## The records
----------

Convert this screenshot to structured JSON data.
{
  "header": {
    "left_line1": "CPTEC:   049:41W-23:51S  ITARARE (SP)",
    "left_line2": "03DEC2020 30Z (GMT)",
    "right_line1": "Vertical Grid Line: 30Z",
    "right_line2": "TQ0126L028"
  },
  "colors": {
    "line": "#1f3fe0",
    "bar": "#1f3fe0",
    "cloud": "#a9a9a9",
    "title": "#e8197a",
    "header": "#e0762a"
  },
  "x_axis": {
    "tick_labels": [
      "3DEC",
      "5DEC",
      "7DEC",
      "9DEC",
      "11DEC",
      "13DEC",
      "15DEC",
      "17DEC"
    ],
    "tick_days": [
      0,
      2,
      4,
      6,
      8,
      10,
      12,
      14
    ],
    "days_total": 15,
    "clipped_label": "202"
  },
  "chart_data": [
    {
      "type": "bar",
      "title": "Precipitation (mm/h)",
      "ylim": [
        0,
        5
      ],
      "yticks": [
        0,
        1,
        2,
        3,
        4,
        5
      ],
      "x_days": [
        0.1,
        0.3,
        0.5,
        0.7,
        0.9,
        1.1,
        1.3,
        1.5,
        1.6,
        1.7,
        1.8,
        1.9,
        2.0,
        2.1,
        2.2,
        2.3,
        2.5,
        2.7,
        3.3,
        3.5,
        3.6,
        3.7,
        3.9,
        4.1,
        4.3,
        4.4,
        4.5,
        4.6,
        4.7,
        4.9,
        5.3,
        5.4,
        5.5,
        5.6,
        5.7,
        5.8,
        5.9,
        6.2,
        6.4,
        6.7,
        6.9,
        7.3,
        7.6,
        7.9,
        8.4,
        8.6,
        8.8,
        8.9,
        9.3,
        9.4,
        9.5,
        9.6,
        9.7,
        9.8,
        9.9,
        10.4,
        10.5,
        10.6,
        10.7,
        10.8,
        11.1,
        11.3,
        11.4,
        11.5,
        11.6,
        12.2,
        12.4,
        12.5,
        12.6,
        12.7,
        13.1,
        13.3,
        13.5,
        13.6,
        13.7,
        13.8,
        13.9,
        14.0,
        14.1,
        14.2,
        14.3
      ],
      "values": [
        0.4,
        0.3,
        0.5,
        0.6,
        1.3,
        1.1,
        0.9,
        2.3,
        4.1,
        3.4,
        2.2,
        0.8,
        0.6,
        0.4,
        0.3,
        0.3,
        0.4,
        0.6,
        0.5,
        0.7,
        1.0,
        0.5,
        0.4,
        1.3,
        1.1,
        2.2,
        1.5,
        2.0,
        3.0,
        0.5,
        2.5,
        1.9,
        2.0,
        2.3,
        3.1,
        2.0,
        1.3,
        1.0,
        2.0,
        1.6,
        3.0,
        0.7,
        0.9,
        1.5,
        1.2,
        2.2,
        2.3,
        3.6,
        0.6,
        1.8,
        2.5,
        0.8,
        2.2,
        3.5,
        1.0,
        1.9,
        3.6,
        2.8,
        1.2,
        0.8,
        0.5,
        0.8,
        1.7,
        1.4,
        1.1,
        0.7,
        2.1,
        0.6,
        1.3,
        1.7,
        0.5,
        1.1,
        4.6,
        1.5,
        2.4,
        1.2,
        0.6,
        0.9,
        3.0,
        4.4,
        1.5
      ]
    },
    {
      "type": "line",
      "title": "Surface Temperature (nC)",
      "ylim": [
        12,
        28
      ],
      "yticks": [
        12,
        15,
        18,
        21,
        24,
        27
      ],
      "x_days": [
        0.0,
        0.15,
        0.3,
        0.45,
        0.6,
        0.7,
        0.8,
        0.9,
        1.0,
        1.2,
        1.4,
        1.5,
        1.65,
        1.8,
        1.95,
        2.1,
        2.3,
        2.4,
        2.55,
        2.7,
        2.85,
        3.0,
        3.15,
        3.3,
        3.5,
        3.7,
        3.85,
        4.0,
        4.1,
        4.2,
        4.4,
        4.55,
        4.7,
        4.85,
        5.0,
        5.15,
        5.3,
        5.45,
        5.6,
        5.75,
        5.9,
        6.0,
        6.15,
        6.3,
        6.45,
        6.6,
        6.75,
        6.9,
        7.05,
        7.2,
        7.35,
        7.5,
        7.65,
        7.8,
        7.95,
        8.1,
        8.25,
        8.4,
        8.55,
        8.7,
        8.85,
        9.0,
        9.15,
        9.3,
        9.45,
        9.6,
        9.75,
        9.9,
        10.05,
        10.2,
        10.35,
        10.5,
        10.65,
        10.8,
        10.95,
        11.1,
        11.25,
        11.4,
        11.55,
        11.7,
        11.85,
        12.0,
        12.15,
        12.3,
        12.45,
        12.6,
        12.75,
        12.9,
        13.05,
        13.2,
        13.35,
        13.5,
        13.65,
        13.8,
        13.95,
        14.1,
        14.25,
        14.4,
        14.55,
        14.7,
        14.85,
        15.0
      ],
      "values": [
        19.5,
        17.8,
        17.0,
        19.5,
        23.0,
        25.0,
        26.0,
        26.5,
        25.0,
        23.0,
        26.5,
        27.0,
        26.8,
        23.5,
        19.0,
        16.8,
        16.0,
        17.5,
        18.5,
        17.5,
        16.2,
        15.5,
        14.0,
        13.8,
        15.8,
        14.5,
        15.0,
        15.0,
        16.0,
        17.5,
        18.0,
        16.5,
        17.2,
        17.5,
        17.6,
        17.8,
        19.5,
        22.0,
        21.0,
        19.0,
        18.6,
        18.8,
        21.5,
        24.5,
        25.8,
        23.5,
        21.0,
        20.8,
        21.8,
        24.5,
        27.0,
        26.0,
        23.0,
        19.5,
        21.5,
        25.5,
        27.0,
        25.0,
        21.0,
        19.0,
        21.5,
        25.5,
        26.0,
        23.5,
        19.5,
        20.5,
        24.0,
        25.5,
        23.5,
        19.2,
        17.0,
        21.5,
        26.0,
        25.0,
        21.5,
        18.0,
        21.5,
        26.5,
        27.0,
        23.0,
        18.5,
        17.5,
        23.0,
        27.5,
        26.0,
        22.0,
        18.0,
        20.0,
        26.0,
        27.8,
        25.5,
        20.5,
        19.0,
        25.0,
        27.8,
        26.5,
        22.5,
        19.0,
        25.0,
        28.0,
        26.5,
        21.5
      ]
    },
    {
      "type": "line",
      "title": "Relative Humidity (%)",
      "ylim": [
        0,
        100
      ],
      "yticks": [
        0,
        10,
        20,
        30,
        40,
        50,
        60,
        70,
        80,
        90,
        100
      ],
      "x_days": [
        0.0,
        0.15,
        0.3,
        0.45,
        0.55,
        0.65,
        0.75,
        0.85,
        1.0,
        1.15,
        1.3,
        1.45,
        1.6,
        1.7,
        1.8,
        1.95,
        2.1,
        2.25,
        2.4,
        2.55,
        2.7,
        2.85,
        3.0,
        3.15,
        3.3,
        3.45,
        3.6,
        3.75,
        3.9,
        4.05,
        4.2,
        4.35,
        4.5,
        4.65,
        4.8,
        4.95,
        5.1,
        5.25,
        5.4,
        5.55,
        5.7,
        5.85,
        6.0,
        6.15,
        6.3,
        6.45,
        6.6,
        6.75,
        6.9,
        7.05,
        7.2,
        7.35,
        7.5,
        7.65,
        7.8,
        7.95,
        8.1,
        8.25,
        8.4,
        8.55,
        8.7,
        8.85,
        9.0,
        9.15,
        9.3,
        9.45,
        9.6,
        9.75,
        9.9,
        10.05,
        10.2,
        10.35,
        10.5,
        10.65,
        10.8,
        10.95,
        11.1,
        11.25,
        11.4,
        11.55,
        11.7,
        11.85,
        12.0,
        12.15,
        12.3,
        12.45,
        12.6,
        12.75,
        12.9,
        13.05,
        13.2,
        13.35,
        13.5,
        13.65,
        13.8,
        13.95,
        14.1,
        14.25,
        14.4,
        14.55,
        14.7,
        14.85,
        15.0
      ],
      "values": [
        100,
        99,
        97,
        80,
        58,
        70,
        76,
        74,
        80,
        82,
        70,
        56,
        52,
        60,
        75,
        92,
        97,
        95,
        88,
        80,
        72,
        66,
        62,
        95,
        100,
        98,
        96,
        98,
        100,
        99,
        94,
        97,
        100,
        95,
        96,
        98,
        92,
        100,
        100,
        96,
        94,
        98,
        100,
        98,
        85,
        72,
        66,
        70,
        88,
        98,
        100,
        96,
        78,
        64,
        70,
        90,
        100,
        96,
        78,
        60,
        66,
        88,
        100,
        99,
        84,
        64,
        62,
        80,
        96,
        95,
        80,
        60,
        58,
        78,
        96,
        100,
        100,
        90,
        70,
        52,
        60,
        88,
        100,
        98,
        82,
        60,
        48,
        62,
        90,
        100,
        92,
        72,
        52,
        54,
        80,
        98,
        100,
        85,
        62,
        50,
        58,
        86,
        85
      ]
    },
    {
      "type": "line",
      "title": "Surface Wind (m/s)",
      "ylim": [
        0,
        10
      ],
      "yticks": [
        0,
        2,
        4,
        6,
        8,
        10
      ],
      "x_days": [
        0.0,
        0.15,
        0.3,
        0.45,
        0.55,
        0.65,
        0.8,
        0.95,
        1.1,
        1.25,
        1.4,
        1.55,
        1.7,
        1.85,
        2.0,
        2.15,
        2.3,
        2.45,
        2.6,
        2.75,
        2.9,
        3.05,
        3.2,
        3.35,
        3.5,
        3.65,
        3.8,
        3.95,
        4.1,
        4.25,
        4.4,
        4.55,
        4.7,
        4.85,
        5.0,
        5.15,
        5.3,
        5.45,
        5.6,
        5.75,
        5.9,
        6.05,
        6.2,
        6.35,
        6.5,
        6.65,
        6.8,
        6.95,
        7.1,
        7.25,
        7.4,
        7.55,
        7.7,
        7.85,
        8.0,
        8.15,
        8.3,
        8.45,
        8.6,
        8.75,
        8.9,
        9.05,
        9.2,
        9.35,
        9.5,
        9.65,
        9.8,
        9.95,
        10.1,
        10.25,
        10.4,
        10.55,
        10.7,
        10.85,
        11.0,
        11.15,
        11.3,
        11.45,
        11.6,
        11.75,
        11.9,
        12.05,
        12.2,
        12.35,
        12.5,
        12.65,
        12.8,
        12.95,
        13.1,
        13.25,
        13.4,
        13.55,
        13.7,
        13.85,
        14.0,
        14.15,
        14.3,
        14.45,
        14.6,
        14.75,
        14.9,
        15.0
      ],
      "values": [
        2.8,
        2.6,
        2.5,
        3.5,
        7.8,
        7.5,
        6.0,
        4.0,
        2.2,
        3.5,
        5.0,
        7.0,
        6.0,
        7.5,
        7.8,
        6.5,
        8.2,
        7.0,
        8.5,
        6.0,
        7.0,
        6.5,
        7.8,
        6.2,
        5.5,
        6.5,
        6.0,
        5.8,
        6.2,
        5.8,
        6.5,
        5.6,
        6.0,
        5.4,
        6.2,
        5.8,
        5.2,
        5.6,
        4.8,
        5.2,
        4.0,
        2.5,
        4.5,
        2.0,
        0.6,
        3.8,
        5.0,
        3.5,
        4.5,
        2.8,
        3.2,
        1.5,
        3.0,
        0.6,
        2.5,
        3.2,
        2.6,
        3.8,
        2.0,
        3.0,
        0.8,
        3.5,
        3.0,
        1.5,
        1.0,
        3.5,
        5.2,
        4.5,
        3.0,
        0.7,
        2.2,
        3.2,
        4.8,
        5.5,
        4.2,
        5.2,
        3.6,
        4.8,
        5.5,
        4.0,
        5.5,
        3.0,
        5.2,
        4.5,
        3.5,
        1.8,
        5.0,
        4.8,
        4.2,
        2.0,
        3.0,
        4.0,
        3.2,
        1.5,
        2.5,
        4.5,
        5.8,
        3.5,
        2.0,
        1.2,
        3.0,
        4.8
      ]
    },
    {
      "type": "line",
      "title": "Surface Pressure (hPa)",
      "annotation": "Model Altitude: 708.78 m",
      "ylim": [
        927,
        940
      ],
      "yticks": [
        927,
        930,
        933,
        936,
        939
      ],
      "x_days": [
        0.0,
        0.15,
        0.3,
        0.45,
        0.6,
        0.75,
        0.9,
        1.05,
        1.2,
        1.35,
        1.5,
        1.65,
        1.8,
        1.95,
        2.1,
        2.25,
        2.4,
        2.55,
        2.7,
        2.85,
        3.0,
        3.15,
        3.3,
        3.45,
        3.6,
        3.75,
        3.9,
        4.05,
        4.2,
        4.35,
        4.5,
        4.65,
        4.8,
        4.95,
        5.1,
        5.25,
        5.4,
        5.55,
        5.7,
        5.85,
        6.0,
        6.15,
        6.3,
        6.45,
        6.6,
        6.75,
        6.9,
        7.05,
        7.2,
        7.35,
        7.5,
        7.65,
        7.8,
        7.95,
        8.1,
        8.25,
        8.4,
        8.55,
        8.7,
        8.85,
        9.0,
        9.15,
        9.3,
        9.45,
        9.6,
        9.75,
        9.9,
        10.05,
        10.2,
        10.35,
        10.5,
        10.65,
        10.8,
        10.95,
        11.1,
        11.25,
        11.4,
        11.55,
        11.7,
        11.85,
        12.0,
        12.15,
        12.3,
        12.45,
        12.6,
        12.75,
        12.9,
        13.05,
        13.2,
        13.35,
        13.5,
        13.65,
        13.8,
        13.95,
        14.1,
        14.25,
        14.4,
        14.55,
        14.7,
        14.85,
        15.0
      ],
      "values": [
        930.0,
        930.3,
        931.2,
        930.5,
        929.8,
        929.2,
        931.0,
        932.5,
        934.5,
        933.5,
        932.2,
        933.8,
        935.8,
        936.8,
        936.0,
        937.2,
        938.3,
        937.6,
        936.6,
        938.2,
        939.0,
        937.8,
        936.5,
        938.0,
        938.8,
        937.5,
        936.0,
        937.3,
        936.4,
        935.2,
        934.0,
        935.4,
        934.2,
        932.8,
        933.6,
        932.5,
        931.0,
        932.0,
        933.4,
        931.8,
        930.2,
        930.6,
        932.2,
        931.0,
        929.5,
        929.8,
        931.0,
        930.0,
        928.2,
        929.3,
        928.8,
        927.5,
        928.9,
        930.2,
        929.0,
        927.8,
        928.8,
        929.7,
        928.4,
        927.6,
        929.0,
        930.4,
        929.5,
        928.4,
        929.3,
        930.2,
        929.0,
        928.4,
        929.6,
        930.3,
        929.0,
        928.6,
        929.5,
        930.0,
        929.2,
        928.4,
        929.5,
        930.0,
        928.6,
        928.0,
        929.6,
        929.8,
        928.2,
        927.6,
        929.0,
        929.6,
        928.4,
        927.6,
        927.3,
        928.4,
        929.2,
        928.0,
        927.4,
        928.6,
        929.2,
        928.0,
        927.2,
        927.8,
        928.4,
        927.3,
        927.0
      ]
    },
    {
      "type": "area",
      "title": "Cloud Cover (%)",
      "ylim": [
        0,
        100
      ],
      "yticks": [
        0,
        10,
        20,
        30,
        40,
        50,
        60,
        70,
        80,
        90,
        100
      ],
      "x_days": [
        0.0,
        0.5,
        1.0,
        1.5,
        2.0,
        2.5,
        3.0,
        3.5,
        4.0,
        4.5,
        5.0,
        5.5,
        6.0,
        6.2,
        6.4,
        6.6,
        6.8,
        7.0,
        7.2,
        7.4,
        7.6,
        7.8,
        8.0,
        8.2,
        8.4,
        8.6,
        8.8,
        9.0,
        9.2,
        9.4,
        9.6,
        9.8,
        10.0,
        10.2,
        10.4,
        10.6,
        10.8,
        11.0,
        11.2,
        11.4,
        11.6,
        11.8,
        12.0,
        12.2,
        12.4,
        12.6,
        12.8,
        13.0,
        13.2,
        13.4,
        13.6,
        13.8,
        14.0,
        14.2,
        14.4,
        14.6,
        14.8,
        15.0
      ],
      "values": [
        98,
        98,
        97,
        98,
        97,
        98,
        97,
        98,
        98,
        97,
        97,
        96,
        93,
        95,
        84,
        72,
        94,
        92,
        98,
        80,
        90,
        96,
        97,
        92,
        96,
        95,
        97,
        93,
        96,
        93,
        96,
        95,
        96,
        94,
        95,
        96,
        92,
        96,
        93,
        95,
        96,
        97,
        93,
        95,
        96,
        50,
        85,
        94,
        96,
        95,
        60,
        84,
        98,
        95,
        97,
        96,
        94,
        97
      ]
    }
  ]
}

----------

Which lines of the data above contain "Surface"? Copy each one.

## Solution below
      "title": "Surface Temperature (nC)",
      "title": "Surface Wind (m/s)",
      "title": "Surface Pressure (hPa)",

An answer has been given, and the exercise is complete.